Given data:

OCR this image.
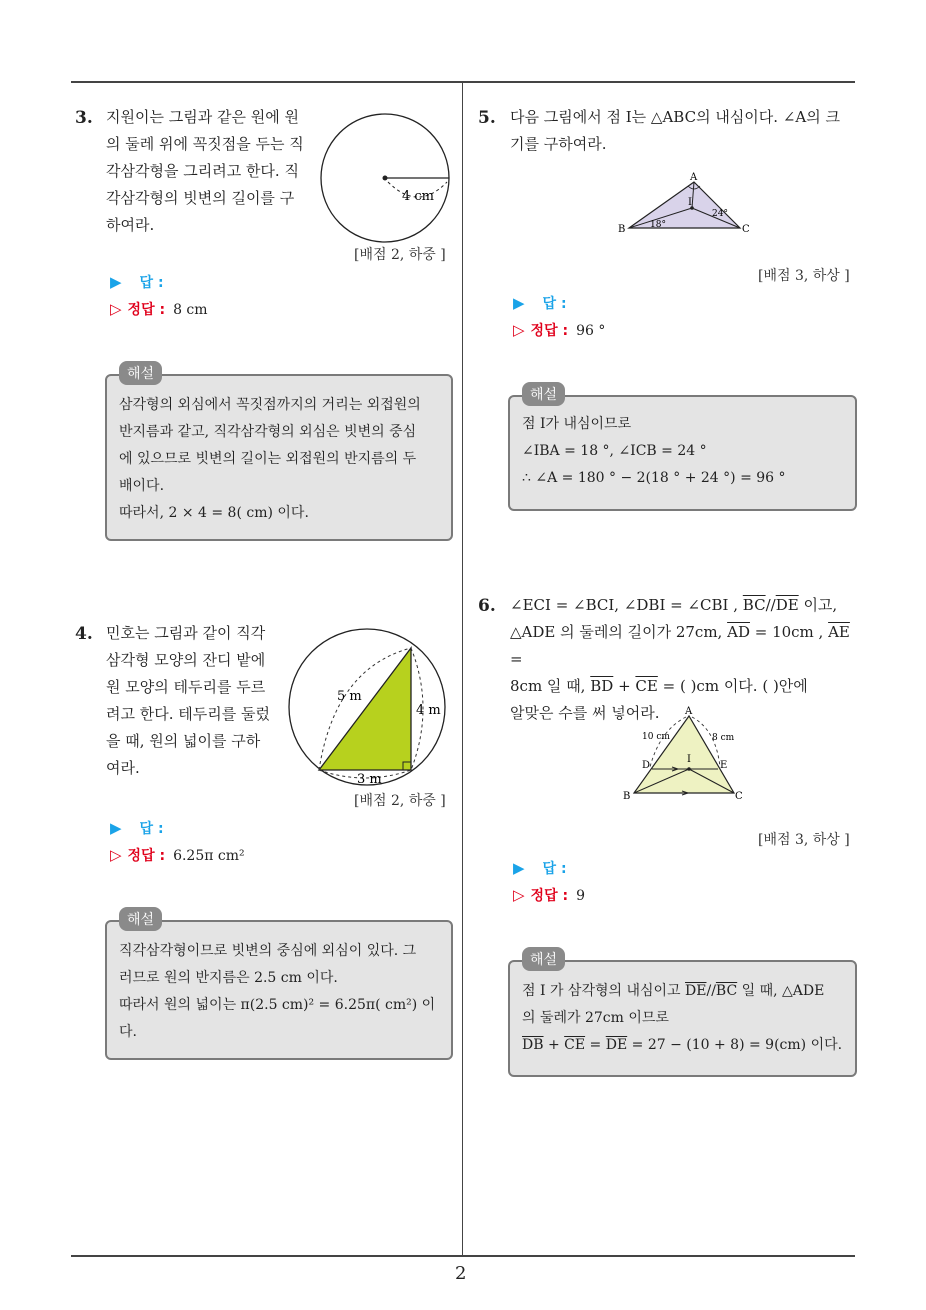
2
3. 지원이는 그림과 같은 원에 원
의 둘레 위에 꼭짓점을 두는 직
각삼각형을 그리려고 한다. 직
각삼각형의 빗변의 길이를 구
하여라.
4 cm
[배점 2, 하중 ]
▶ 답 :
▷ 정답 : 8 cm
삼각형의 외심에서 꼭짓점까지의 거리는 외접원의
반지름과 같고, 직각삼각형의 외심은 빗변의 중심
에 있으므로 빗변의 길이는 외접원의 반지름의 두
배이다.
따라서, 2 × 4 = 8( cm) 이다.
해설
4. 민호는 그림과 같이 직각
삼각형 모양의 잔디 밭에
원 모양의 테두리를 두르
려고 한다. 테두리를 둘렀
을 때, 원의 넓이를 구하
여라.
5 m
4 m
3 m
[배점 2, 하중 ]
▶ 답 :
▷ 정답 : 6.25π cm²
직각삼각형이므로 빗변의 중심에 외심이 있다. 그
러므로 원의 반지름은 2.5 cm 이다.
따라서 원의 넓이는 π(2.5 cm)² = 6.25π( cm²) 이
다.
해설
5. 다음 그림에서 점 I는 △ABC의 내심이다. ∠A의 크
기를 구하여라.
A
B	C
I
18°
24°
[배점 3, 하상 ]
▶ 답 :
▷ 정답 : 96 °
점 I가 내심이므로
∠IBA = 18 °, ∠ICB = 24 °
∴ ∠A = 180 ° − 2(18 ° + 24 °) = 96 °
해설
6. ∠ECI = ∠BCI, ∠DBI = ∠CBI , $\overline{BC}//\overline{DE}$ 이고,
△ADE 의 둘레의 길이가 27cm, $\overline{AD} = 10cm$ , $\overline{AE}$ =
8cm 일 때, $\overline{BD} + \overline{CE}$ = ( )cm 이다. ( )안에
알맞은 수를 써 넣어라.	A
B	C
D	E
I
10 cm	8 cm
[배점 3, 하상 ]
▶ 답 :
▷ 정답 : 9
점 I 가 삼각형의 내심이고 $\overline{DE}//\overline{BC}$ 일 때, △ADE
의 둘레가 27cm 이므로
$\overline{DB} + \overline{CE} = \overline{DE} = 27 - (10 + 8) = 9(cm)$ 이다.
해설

--

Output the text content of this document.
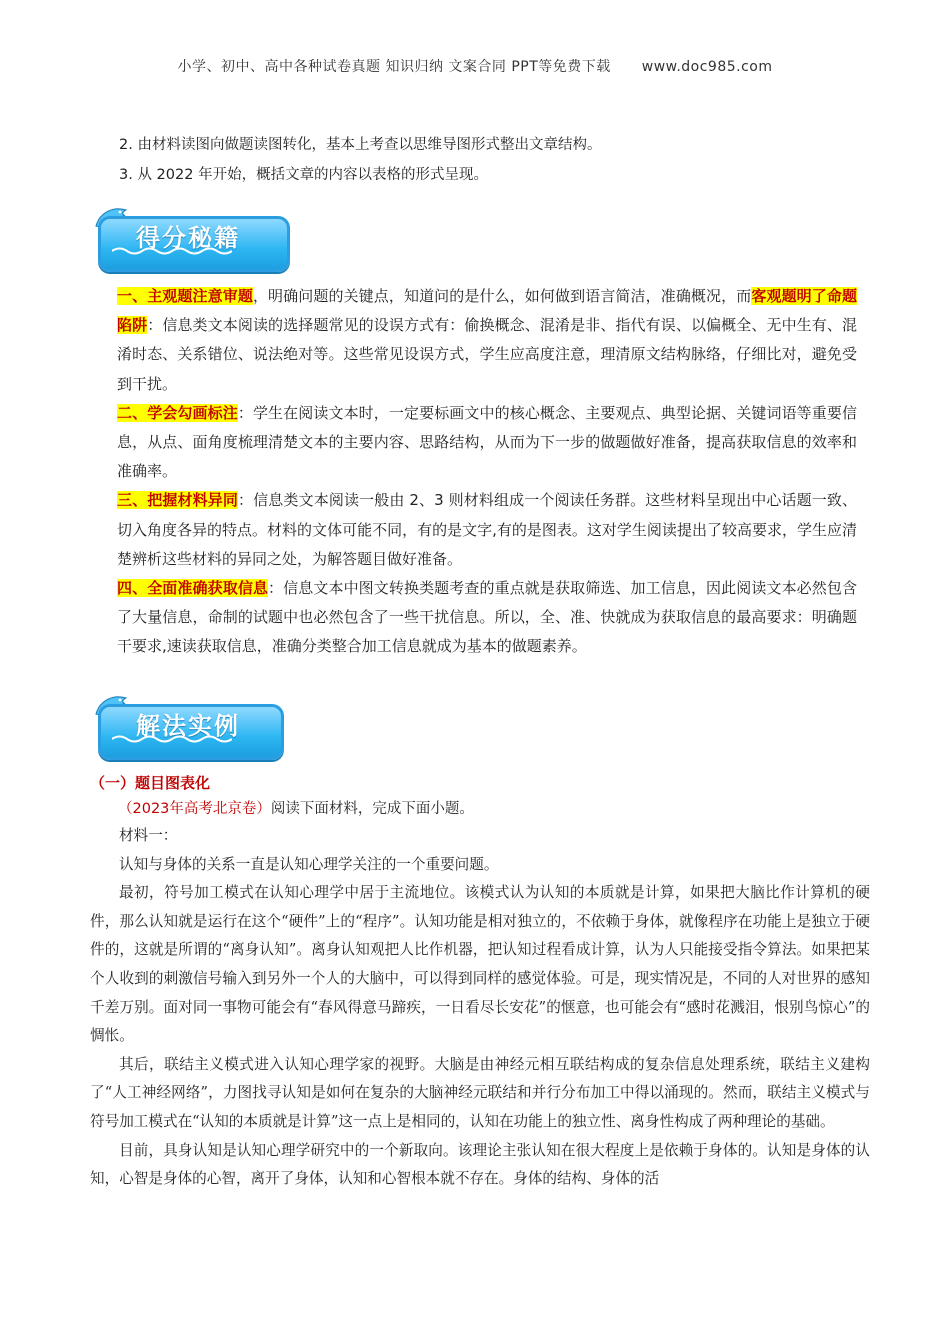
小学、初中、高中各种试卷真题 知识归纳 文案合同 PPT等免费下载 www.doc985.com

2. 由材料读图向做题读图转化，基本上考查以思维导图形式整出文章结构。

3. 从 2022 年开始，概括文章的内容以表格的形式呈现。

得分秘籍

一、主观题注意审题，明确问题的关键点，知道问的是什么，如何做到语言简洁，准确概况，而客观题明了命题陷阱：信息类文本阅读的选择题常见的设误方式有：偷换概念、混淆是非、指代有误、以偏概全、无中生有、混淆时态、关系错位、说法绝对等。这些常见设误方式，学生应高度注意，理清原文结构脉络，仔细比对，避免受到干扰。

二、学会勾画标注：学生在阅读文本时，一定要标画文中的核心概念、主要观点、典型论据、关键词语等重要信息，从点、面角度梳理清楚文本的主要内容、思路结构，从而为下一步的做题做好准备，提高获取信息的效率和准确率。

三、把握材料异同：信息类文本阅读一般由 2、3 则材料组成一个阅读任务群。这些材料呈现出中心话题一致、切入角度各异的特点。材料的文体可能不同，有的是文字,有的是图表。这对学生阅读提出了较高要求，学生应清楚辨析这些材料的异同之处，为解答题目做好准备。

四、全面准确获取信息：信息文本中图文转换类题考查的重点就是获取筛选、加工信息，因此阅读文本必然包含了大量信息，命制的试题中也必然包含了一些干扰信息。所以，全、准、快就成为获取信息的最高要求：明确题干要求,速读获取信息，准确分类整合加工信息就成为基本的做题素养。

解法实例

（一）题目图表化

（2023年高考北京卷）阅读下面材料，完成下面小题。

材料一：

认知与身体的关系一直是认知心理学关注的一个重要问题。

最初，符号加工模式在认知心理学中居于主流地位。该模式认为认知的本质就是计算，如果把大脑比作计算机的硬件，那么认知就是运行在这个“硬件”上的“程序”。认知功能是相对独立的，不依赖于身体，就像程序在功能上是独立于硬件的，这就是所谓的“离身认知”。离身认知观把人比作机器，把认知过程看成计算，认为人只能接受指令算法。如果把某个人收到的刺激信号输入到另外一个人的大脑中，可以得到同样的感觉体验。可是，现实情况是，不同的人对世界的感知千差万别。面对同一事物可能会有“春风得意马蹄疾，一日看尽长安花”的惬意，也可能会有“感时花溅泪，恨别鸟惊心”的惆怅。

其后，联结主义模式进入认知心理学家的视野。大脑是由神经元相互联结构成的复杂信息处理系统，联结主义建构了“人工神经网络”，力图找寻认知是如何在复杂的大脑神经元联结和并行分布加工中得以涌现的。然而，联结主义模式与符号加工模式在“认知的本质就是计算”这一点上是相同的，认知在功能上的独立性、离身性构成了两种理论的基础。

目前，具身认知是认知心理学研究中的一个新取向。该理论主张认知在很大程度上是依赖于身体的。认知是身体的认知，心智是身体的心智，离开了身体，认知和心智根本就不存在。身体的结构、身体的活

Problem requirements: Count the lines of the data that include the string "this", and give only that number.

Final answer: 2